Some records
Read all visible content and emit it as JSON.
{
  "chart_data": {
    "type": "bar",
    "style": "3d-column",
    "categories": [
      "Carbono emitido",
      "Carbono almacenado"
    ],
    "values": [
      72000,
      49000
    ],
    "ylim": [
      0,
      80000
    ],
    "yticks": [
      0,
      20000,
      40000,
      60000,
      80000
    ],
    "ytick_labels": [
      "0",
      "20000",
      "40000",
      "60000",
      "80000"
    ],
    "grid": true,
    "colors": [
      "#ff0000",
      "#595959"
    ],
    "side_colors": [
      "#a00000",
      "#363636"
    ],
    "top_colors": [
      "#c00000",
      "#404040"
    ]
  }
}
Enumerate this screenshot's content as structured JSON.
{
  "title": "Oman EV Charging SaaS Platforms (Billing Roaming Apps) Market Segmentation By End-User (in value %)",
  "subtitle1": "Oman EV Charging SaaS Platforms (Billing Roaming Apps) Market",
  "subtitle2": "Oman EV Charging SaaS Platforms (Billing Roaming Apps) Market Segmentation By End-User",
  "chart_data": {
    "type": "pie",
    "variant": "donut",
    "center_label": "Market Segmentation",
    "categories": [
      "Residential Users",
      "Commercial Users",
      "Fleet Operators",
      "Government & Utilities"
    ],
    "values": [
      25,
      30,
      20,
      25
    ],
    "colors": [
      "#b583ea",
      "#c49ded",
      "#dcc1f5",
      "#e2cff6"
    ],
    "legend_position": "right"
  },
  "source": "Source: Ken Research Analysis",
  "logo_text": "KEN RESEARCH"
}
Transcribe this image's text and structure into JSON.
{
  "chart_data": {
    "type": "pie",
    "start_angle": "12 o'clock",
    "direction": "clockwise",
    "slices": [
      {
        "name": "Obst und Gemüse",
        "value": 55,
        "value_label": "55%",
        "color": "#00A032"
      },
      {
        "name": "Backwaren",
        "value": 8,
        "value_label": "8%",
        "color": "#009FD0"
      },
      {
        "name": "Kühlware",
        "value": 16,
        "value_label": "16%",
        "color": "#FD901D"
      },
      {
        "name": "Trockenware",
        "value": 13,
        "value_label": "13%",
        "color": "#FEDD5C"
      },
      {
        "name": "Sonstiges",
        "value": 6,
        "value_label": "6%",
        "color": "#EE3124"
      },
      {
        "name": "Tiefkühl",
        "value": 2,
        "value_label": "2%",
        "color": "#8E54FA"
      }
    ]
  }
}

> EXERCISE:
Scan the material for lines with the word "Market", and copy each line you find.

> EXERCISE RESPONSE:
  "title": "Oman EV Charging SaaS Platforms (Billing Roaming Apps) Market Segmentation By End-User (in value %)",
  "subtitle1": "Oman EV Charging SaaS Platforms (Billing Roaming Apps) Market",
  "subtitle2": "Oman EV Charging SaaS Platforms (Billing Roaming Apps) Market Segmentation By End-User",
    "center_label": "Market Segmentation",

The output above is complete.